Work to be completed ▸
All entries should be output exactly as they stand.

Records for the exercise ▸

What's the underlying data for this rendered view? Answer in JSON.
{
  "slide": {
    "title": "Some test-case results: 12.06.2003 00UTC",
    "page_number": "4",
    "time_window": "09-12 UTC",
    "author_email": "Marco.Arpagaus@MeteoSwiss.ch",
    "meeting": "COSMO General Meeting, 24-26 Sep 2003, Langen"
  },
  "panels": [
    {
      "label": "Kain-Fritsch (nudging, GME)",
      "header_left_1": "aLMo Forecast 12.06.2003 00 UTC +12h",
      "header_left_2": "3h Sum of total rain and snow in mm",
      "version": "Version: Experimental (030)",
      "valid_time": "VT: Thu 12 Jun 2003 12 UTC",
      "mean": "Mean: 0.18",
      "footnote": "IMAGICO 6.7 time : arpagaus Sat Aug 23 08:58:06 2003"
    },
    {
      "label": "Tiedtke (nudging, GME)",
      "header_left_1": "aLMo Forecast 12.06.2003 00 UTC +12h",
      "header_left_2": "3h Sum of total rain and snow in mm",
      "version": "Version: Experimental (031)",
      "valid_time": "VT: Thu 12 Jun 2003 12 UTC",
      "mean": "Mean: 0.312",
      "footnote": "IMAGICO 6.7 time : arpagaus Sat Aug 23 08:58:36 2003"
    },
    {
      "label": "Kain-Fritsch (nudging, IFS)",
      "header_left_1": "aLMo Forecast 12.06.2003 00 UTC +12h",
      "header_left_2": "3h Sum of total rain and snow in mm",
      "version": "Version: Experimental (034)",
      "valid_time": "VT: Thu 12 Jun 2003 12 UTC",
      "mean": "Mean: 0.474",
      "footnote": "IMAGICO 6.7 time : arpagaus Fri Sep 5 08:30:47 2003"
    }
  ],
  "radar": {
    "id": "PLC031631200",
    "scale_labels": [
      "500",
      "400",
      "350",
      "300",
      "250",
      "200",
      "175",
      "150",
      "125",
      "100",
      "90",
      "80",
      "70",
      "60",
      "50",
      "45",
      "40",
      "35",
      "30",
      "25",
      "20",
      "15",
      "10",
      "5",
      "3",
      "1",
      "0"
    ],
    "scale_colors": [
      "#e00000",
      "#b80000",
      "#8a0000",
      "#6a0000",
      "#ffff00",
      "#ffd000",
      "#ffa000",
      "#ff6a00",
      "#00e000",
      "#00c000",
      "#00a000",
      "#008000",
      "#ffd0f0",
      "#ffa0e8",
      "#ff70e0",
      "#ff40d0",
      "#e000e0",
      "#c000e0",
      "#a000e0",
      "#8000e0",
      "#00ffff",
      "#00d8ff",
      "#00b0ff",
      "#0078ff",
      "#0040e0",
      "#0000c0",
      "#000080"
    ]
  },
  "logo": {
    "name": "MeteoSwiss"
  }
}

Solution to the problem ▸
What's the underlying data for this rendered view? Answer in JSON.
{
  "slide": {
    "title": "Some test-case results: 12.06.2003 00UTC",
    "page_number": "4",
    "time_window": "09-12 UTC",
    "author_email": "Marco.Arpagaus@MeteoSwiss.ch",
    "meeting": "COSMO General Meeting, 24-26 Sep 2003, Langen"
  },
  "panels": [
    {
      "label": "Kain-Fritsch (nudging, GME)",
      "header_left_1": "aLMo Forecast 12.06.2003 00 UTC +12h",
      "header_left_2": "3h Sum of total rain and snow in mm",
      "version": "Version: Experimental (030)",
      "valid_time": "VT: Thu 12 Jun 2003 12 UTC",
      "mean": "Mean: 0.18",
      "footnote": "IMAGICO 6.7 time : arpagaus Sat Aug 23 08:58:06 2003"
    },
    {
      "label": "Tiedtke (nudging, GME)",
      "header_left_1": "aLMo Forecast 12.06.2003 00 UTC +12h",
      "header_left_2": "3h Sum of total rain and snow in mm",
      "version": "Version: Experimental (031)",
      "valid_time": "VT: Thu 12 Jun 2003 12 UTC",
      "mean": "Mean: 0.312",
      "footnote": "IMAGICO 6.7 time : arpagaus Sat Aug 23 08:58:36 2003"
    },
    {
      "label": "Kain-Fritsch (nudging, IFS)",
      "header_left_1": "aLMo Forecast 12.06.2003 00 UTC +12h",
      "header_left_2": "3h Sum of total rain and snow in mm",
      "version": "Version: Experimental (034)",
      "valid_time": "VT: Thu 12 Jun 2003 12 UTC",
      "mean": "Mean: 0.474",
      "footnote": "IMAGICO 6.7 time : arpagaus Fri Sep 5 08:30:47 2003"
    }
  ],
  "radar": {
    "id": "PLC031631200",
    "scale_labels": [
      "500",
      "400",
      "350",
      "300",
      "250",
      "200",
      "175",
      "150",
      "125",
      "100",
      "90",
      "80",
      "70",
      "60",
      "50",
      "45",
      "40",
      "35",
      "30",
      "25",
      "20",
      "15",
      "10",
      "5",
      "3",
      "1",
      "0"
    ],
    "scale_colors": [
      "#e00000",
      "#b80000",
      "#8a0000",
      "#6a0000",
      "#ffff00",
      "#ffd000",
      "#ffa000",
      "#ff6a00",
      "#00e000",
      "#00c000",
      "#00a000",
      "#008000",
      "#ffd0f0",
      "#ffa0e8",
      "#ff70e0",
      "#ff40d0",
      "#e000e0",
      "#c000e0",
      "#a000e0",
      "#8000e0",
      "#00ffff",
      "#00d8ff",
      "#00b0ff",
      "#0078ff",
      "#0040e0",
      "#0000c0",
      "#000080"
    ]
  },
  "logo": {
    "name": "MeteoSwiss"
  }
}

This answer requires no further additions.